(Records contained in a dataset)

--

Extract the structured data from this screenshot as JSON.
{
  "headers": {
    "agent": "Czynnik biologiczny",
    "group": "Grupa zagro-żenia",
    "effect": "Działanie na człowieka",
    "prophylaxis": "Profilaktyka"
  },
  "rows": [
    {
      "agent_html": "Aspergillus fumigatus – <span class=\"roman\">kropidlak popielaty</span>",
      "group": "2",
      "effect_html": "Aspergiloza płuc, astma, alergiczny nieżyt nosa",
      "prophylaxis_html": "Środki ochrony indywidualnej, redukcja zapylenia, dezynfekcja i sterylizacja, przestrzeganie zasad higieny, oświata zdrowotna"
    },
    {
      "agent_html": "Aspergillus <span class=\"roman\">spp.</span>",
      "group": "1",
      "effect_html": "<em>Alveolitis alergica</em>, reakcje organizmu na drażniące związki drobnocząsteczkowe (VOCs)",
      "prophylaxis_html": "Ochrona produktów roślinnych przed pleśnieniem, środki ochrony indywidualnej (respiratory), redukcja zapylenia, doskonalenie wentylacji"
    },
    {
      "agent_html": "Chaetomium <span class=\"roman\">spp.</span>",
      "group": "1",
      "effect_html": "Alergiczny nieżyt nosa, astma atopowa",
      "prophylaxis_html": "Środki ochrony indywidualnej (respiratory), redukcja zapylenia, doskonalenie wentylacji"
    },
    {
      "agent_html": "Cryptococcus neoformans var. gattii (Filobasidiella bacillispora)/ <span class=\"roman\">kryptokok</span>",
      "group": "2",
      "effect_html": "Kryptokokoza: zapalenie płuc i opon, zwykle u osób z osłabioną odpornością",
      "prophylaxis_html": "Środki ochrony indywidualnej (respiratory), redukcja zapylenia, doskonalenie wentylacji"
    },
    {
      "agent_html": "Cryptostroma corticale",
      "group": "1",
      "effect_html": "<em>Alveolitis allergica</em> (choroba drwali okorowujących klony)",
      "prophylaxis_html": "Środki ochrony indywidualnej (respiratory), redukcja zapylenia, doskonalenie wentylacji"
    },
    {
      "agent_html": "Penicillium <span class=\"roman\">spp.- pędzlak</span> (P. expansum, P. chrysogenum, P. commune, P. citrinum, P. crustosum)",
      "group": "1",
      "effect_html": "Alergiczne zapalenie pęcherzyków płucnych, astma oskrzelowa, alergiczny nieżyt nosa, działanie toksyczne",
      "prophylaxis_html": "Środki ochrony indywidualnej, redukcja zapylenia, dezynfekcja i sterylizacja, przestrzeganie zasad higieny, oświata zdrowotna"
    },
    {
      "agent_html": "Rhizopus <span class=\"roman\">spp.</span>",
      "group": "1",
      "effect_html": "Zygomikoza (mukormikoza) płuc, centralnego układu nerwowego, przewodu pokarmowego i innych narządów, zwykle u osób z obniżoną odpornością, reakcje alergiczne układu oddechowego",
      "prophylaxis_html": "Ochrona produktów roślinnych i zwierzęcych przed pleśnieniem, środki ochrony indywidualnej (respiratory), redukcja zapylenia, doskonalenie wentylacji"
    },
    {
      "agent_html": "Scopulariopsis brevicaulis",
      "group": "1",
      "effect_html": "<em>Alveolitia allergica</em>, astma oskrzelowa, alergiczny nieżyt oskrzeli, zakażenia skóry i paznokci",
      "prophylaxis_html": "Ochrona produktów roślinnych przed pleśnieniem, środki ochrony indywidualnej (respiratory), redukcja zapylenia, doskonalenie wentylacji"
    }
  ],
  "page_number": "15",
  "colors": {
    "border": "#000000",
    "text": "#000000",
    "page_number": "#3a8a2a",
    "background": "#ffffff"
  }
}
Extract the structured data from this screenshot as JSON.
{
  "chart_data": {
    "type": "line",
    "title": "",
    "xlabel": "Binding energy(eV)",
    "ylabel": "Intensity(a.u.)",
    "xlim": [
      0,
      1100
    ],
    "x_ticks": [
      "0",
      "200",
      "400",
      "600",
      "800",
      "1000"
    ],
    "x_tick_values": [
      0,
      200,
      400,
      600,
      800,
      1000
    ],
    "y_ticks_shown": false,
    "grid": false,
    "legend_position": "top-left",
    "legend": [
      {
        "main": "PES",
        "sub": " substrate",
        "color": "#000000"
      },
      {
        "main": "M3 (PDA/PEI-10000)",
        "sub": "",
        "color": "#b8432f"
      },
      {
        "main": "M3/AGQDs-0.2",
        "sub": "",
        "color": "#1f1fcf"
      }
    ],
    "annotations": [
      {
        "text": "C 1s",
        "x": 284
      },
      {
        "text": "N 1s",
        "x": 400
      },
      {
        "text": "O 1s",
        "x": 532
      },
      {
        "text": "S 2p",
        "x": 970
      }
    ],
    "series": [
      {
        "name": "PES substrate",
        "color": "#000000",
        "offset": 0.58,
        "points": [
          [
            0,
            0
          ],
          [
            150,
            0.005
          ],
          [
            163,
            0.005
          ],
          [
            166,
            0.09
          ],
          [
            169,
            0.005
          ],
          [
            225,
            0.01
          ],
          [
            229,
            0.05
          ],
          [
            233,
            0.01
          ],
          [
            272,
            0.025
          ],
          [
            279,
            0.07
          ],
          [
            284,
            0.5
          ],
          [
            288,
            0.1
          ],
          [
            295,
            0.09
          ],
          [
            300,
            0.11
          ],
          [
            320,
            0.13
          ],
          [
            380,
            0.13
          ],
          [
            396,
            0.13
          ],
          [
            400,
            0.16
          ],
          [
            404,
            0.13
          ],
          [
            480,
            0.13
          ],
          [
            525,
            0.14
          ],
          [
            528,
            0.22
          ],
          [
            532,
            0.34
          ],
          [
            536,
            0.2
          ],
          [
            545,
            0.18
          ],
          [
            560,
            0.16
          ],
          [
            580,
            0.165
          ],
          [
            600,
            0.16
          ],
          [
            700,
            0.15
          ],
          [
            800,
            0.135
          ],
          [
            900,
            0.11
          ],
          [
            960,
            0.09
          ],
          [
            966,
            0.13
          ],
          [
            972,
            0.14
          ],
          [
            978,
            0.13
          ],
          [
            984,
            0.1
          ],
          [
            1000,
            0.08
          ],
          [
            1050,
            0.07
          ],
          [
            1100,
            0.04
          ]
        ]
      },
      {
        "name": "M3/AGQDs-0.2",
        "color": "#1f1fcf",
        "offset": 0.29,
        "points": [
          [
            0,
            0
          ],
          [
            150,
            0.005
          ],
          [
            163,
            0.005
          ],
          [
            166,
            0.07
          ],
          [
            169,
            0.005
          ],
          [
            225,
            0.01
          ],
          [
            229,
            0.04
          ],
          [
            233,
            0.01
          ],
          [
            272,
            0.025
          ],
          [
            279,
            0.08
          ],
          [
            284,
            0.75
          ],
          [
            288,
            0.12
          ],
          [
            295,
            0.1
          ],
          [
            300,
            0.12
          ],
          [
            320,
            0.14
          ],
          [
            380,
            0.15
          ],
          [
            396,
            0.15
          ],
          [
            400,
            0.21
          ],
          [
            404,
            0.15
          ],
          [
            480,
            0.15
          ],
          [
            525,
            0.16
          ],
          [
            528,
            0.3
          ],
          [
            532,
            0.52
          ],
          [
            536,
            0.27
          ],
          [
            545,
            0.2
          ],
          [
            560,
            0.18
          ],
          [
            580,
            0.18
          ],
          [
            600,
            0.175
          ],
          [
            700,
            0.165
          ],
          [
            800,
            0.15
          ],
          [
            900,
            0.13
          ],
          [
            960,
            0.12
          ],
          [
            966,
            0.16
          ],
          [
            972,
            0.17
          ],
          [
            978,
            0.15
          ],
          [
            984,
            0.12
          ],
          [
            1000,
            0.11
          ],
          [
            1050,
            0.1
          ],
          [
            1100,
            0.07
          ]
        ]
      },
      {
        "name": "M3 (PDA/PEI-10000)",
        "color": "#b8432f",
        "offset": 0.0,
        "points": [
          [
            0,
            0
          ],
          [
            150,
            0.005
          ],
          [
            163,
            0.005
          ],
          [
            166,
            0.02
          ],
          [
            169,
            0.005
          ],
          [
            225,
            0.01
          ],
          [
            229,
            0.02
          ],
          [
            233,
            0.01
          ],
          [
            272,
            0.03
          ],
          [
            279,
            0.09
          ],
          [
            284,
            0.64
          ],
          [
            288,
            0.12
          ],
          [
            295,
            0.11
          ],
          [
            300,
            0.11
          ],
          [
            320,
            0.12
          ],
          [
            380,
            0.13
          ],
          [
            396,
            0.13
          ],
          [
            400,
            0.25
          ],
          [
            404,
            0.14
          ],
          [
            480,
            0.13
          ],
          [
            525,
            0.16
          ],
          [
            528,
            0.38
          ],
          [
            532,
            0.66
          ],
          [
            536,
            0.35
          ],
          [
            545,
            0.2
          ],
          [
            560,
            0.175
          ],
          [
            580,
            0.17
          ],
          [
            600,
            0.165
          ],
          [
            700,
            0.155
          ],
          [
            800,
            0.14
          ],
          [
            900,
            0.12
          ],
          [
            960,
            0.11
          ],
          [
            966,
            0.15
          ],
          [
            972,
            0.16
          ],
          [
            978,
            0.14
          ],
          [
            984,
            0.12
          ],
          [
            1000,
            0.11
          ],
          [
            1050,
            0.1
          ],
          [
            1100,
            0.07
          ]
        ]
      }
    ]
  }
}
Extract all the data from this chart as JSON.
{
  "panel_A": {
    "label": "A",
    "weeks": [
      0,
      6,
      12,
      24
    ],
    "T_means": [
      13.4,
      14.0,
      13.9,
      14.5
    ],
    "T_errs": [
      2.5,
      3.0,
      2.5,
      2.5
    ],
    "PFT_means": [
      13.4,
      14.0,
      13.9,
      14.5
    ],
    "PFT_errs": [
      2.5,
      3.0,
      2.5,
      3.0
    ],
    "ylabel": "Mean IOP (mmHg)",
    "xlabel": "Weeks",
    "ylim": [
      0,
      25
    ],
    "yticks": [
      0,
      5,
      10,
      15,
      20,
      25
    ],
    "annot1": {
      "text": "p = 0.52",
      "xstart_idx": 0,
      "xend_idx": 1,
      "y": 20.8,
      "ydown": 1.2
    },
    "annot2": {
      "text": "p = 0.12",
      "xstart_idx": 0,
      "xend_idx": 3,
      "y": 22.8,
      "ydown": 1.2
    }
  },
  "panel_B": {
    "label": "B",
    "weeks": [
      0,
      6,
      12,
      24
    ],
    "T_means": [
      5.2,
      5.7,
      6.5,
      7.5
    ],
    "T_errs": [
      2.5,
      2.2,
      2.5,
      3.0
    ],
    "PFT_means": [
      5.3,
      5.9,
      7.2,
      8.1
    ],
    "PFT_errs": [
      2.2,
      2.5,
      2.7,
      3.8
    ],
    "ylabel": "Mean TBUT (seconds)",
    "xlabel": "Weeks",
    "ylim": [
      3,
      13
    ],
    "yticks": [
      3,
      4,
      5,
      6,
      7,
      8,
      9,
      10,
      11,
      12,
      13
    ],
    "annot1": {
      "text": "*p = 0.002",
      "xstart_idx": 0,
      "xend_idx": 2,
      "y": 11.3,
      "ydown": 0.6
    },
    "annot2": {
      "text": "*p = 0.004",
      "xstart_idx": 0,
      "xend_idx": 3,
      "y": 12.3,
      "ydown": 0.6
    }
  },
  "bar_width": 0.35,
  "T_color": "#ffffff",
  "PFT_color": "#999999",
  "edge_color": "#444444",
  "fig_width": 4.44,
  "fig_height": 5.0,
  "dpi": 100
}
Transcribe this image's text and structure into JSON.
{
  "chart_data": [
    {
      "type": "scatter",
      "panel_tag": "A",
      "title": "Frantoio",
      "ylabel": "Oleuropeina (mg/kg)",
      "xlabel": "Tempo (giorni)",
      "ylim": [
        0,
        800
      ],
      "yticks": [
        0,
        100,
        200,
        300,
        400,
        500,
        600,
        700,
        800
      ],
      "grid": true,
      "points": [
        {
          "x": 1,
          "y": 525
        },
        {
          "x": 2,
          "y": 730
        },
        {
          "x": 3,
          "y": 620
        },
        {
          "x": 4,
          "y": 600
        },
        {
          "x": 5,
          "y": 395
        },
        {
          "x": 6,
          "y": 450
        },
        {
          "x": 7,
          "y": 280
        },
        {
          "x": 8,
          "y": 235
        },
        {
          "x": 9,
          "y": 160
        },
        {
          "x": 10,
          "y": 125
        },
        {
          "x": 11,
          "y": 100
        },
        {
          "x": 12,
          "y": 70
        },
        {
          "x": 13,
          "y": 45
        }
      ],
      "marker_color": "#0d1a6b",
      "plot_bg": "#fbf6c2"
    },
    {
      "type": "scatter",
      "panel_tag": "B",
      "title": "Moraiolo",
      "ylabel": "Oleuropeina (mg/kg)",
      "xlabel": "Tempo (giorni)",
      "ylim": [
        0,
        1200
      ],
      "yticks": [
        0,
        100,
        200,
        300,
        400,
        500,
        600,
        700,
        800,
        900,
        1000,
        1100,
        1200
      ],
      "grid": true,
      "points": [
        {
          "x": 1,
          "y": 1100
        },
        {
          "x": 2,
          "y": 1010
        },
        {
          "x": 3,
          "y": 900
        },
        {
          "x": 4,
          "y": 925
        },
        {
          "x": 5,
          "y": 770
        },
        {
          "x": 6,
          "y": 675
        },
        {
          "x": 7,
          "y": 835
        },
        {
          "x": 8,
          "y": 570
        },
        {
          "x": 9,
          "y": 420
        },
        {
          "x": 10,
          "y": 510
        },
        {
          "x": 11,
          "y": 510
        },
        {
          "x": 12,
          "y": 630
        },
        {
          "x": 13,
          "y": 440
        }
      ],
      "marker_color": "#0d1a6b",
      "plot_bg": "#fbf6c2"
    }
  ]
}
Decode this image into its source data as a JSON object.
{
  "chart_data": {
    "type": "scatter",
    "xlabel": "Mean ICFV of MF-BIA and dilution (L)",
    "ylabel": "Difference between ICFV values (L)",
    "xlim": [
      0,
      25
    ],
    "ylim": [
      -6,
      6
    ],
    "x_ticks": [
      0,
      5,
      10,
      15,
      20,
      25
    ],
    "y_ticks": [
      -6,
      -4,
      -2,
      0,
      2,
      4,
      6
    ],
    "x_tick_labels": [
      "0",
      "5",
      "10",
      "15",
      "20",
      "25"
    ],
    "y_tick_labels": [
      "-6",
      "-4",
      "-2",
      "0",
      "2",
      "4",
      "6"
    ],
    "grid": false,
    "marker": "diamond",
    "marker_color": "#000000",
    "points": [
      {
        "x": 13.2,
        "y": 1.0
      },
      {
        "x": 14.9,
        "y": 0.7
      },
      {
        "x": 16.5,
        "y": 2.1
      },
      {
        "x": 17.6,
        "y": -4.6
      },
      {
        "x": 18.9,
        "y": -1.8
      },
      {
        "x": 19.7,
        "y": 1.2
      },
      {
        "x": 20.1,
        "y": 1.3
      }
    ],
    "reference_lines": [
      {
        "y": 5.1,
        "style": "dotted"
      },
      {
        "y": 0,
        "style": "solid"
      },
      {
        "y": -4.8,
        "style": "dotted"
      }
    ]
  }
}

--

### Given problem
Copy each line of the entries that includes the word "zwykle".

### Full answer
      "effect_html": "Kryptokokoza: zapalenie płuc i opon, zwykle u osób z osłabioną odpornością",
      "effect_html": "Zygomikoza (mukormikoza) płuc, centralnego układu nerwowego, przewodu pokarmowego i innych narządów, zwykle u osób z obniżoną odpornością, reakcje alergiczne układu oddechowego",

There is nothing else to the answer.